[Records]
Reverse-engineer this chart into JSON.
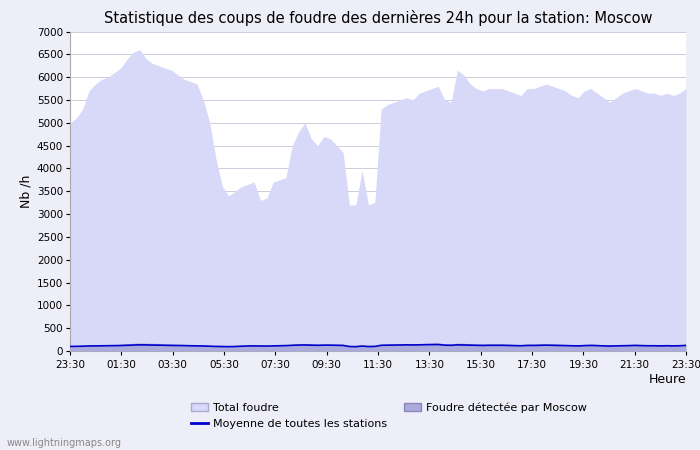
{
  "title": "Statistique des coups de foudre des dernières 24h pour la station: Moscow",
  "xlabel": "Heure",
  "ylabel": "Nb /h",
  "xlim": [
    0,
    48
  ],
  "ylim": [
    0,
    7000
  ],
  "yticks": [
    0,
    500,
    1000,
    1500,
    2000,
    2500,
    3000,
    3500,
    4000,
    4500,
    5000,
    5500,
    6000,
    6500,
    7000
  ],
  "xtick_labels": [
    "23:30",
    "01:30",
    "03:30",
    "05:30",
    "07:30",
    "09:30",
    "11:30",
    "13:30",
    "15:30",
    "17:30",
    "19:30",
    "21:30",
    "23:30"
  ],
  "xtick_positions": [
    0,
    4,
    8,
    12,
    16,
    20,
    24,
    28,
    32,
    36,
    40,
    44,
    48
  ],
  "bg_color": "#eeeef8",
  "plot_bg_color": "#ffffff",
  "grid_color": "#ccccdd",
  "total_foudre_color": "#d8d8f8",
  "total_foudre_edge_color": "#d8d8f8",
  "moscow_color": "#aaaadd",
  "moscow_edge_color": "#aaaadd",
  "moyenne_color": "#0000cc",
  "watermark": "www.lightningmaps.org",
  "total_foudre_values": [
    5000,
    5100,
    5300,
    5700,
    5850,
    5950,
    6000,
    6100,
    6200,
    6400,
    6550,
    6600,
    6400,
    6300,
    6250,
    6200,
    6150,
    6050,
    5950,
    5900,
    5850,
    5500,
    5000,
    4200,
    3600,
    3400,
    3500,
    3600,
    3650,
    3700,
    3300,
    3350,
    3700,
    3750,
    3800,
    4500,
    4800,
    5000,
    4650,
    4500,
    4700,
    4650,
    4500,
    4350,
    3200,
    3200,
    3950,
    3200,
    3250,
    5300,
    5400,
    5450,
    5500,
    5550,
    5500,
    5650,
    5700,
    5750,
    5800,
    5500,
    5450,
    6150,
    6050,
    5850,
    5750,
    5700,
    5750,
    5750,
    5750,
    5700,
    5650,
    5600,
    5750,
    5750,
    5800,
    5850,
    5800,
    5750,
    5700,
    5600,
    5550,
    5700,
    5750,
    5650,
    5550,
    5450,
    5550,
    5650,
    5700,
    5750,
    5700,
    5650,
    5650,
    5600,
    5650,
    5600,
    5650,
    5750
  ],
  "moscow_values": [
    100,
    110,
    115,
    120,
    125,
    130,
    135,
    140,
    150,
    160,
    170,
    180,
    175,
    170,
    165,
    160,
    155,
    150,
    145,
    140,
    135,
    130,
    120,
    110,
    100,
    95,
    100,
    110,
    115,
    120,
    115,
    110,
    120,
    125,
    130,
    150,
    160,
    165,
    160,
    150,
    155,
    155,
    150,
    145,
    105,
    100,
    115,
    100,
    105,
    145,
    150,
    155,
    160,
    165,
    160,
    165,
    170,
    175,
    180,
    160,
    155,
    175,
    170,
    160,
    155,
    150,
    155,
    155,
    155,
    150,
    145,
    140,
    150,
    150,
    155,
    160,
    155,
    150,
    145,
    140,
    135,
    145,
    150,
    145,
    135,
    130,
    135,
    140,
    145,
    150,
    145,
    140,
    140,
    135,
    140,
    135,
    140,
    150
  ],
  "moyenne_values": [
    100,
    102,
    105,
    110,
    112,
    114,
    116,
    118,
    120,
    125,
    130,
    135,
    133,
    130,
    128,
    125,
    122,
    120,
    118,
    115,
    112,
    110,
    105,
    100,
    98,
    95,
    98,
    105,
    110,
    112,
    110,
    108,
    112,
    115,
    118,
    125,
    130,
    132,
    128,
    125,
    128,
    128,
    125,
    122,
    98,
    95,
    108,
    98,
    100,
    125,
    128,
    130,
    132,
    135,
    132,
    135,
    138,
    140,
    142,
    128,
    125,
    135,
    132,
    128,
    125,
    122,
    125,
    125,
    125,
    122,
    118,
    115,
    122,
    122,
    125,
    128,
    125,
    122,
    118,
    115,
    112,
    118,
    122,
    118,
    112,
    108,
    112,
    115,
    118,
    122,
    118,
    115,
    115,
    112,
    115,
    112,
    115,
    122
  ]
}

■ Exercise goal
Quote the data above in full, leaving out the pictures it holds.

■ Task solution
Reverse-engineer this chart into JSON.
{
  "title": "Statistique des coups de foudre des dernières 24h pour la station: Moscow",
  "xlabel": "Heure",
  "ylabel": "Nb /h",
  "xlim": [
    0,
    48
  ],
  "ylim": [
    0,
    7000
  ],
  "yticks": [
    0,
    500,
    1000,
    1500,
    2000,
    2500,
    3000,
    3500,
    4000,
    4500,
    5000,
    5500,
    6000,
    6500,
    7000
  ],
  "xtick_labels": [
    "23:30",
    "01:30",
    "03:30",
    "05:30",
    "07:30",
    "09:30",
    "11:30",
    "13:30",
    "15:30",
    "17:30",
    "19:30",
    "21:30",
    "23:30"
  ],
  "xtick_positions": [
    0,
    4,
    8,
    12,
    16,
    20,
    24,
    28,
    32,
    36,
    40,
    44,
    48
  ],
  "bg_color": "#eeeef8",
  "plot_bg_color": "#ffffff",
  "grid_color": "#ccccdd",
  "total_foudre_color": "#d8d8f8",
  "total_foudre_edge_color": "#d8d8f8",
  "moscow_color": "#aaaadd",
  "moscow_edge_color": "#aaaadd",
  "moyenne_color": "#0000cc",
  "watermark": "www.lightningmaps.org",
  "total_foudre_values": [
    5000,
    5100,
    5300,
    5700,
    5850,
    5950,
    6000,
    6100,
    6200,
    6400,
    6550,
    6600,
    6400,
    6300,
    6250,
    6200,
    6150,
    6050,
    5950,
    5900,
    5850,
    5500,
    5000,
    4200,
    3600,
    3400,
    3500,
    3600,
    3650,
    3700,
    3300,
    3350,
    3700,
    3750,
    3800,
    4500,
    4800,
    5000,
    4650,
    4500,
    4700,
    4650,
    4500,
    4350,
    3200,
    3200,
    3950,
    3200,
    3250,
    5300,
    5400,
    5450,
    5500,
    5550,
    5500,
    5650,
    5700,
    5750,
    5800,
    5500,
    5450,
    6150,
    6050,
    5850,
    5750,
    5700,
    5750,
    5750,
    5750,
    5700,
    5650,
    5600,
    5750,
    5750,
    5800,
    5850,
    5800,
    5750,
    5700,
    5600,
    5550,
    5700,
    5750,
    5650,
    5550,
    5450,
    5550,
    5650,
    5700,
    5750,
    5700,
    5650,
    5650,
    5600,
    5650,
    5600,
    5650,
    5750
  ],
  "moscow_values": [
    100,
    110,
    115,
    120,
    125,
    130,
    135,
    140,
    150,
    160,
    170,
    180,
    175,
    170,
    165,
    160,
    155,
    150,
    145,
    140,
    135,
    130,
    120,
    110,
    100,
    95,
    100,
    110,
    115,
    120,
    115,
    110,
    120,
    125,
    130,
    150,
    160,
    165,
    160,
    150,
    155,
    155,
    150,
    145,
    105,
    100,
    115,
    100,
    105,
    145,
    150,
    155,
    160,
    165,
    160,
    165,
    170,
    175,
    180,
    160,
    155,
    175,
    170,
    160,
    155,
    150,
    155,
    155,
    155,
    150,
    145,
    140,
    150,
    150,
    155,
    160,
    155,
    150,
    145,
    140,
    135,
    145,
    150,
    145,
    135,
    130,
    135,
    140,
    145,
    150,
    145,
    140,
    140,
    135,
    140,
    135,
    140,
    150
  ],
  "moyenne_values": [
    100,
    102,
    105,
    110,
    112,
    114,
    116,
    118,
    120,
    125,
    130,
    135,
    133,
    130,
    128,
    125,
    122,
    120,
    118,
    115,
    112,
    110,
    105,
    100,
    98,
    95,
    98,
    105,
    110,
    112,
    110,
    108,
    112,
    115,
    118,
    125,
    130,
    132,
    128,
    125,
    128,
    128,
    125,
    122,
    98,
    95,
    108,
    98,
    100,
    125,
    128,
    130,
    132,
    135,
    132,
    135,
    138,
    140,
    142,
    128,
    125,
    135,
    132,
    128,
    125,
    122,
    125,
    125,
    125,
    122,
    118,
    115,
    122,
    122,
    125,
    128,
    125,
    122,
    118,
    115,
    112,
    118,
    122,
    118,
    112,
    108,
    112,
    115,
    118,
    122,
    118,
    115,
    115,
    112,
    115,
    112,
    115,
    122
  ]
}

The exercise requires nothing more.